Segment Start: DOCUMENT EXCERPT

It is said, where there is smoke there is fire. That certainly seems to be the case with short-form video streaming site Quibi. The media has offered reasonable evidence that it is well behind subscriber targets. The Wall Street Journal reports that its owners may sell it if they can. If they were to receive a sum close to the most recent $1.75 billion valuation, people who follow the company’s business would be stunned. Quibi has been overwhelmed by competition with better content, and its formula has not captured an audience that wants programming that is so different from its rivals.
Quibi raised $750 million, so it is not about to go out of business. The question is whether it still belongs in business at all. If subscriber additions have slowed to a crawl, or churn has overwhelmed new business, Quibi is spending money to reach a difficult or, perhaps, impossible future. Most outsiders expected Quibi to lose money this year, but it was to do so in the service of reaching millions if not tens of millions of paid subscribers.

Segment End: DOCUMENT EXCERPT

USING THE INFORMATION
#1 The first paragraph of the Quibi commentary names three shortcomings in the company's performance. List them.
#2 Carry on the commentary on Quibi from the end of its second paragraph.

Segment Start: DATASET EXTRACT

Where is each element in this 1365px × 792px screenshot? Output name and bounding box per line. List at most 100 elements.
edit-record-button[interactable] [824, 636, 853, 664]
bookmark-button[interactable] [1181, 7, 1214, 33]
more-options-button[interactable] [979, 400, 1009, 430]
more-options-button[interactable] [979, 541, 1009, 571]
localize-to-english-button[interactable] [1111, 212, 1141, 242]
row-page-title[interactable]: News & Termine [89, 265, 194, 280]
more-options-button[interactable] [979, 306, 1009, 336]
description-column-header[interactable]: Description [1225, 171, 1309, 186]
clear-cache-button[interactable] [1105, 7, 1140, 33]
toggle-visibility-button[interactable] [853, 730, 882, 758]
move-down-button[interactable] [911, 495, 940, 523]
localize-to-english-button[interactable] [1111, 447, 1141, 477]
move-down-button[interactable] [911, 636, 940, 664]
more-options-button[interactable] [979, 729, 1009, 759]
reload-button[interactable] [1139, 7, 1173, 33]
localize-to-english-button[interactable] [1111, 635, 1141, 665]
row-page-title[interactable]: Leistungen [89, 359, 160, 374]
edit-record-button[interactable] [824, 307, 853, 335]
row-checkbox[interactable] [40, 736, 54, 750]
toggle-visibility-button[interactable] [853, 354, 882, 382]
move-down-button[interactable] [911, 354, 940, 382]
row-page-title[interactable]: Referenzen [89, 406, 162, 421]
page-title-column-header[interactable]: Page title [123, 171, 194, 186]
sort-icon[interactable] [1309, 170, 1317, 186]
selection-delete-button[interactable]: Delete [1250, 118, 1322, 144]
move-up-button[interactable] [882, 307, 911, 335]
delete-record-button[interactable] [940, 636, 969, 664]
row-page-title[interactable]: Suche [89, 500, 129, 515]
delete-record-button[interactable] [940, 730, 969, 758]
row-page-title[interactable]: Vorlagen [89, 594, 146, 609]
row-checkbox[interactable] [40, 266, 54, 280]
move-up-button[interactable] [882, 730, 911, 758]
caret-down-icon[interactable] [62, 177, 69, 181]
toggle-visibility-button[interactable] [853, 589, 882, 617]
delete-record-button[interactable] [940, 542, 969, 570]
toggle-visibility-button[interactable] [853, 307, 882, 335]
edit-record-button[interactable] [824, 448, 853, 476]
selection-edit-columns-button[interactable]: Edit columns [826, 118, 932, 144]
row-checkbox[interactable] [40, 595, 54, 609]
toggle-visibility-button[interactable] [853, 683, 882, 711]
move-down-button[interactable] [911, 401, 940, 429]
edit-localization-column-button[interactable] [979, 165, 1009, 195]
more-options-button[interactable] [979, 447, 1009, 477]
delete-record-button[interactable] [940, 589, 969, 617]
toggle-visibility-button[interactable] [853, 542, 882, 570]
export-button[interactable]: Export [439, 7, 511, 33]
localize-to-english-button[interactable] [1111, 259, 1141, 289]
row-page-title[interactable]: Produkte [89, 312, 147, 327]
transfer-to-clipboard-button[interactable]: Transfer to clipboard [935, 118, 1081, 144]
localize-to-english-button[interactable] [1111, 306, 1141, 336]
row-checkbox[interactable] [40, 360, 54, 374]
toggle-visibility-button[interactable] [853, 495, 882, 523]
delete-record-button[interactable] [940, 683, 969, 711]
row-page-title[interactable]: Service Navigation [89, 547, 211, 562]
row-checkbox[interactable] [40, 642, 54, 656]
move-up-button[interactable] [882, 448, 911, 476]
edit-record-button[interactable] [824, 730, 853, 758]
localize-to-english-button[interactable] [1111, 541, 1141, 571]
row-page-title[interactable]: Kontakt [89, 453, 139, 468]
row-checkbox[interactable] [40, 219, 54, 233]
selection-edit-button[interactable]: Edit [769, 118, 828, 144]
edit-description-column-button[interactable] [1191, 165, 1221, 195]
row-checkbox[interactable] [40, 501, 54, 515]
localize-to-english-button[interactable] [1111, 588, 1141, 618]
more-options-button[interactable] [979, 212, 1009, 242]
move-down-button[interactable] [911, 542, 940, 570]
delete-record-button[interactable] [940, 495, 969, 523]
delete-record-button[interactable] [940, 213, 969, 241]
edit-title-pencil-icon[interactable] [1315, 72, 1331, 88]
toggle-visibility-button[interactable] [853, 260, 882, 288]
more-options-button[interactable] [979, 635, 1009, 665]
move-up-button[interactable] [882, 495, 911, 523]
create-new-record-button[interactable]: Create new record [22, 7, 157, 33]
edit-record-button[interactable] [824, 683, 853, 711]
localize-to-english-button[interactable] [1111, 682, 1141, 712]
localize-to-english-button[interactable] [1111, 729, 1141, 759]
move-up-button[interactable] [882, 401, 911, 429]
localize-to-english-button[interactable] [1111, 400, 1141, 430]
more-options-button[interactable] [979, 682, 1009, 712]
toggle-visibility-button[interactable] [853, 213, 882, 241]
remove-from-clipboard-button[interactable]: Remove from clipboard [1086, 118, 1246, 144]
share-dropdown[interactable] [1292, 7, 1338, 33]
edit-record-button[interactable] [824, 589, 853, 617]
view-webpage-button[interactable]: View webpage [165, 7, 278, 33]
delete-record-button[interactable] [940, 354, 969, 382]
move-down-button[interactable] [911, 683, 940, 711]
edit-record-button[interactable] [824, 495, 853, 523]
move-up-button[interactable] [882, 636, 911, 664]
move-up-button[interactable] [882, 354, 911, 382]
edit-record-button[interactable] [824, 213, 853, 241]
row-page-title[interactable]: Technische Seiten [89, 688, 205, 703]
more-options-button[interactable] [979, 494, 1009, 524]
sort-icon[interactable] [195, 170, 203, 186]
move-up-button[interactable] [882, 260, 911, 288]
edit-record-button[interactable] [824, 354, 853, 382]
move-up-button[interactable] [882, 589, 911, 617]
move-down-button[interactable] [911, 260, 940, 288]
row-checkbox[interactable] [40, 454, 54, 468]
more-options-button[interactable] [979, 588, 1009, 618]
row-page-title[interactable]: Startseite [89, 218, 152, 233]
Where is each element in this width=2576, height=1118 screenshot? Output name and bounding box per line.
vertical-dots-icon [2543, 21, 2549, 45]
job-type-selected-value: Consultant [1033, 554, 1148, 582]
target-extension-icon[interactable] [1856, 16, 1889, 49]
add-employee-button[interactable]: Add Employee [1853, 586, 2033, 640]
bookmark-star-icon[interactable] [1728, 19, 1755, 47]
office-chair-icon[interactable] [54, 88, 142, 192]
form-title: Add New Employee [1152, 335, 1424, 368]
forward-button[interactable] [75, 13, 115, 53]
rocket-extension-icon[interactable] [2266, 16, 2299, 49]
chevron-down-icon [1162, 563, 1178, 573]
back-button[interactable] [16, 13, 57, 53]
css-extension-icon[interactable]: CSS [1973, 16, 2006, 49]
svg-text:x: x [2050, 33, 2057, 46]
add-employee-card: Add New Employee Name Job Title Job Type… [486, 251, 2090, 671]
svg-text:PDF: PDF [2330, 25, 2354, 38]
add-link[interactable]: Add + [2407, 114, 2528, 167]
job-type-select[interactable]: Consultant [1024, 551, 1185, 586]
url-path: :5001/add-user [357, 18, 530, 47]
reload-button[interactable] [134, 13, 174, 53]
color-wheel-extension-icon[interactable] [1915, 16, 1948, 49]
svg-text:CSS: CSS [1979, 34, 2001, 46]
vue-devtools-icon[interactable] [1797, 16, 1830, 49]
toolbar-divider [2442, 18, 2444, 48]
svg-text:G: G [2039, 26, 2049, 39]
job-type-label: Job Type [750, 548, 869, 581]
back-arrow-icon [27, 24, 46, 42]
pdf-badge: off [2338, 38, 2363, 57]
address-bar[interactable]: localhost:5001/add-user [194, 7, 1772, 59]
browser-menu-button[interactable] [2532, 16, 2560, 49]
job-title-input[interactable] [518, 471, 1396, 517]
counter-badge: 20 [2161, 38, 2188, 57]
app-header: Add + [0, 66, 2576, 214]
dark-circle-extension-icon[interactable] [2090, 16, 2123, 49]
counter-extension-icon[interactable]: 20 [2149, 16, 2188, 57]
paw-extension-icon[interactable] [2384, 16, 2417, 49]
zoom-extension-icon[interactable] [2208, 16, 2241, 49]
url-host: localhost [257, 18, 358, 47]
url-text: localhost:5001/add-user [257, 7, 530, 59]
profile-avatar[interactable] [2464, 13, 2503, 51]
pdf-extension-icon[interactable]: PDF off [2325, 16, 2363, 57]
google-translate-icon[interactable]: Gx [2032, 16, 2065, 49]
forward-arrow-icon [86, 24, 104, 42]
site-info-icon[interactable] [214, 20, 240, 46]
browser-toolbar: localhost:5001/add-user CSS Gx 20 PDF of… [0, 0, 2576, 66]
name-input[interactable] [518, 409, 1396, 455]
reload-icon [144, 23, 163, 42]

Segment End: DATASET EXTRACT

YOUR RESPONSES
#1
- It is well behind subscriber targets.
- It has been overwhelmed by competition with better content.
- Its formula has not captured an audience that wants programming so different from its rivals.

#2
The most often mentioned problem Quibi has is that, just over a year ago, the streaming wars had two large players: Amazon and Netflix. Other services like Hulu tagged behind but survived. Since the start of 2019, the market has been overwhelmed by new competition. At the top of the list is Disney+, which has a world-famous brand, a tremendous library and a parent with deep pockets. AT&T, Viacom, NBCUniversal and Apple have squeezed into the market as well. Consumers will only spend so much on these services and only have so much time. Research on these matters is voluminous and conclusive.
The one thing the well-funded streaming services have in common, other than their core businesses, is that tendency to brag. This has been particularly true with Disney. The pandemic shuttering of the economy and unusually strong programming drove its subscriber count to 60 million in August. By now, that number is higher.
Quibi has not bragged about anything, nor has it defended comments about it failing with any figures that might provide a rebuttal.
Is Quibi a resounding success and it wishes to keep that success a secret? Does it have 20 million or 30 million paid subscribers, or even trial subscribers? Almost certainly not.
Watch for Quibi to be the first real casualty of the streaming wars. It will not have killed itself, entirely. The competition is unbelievably formidable.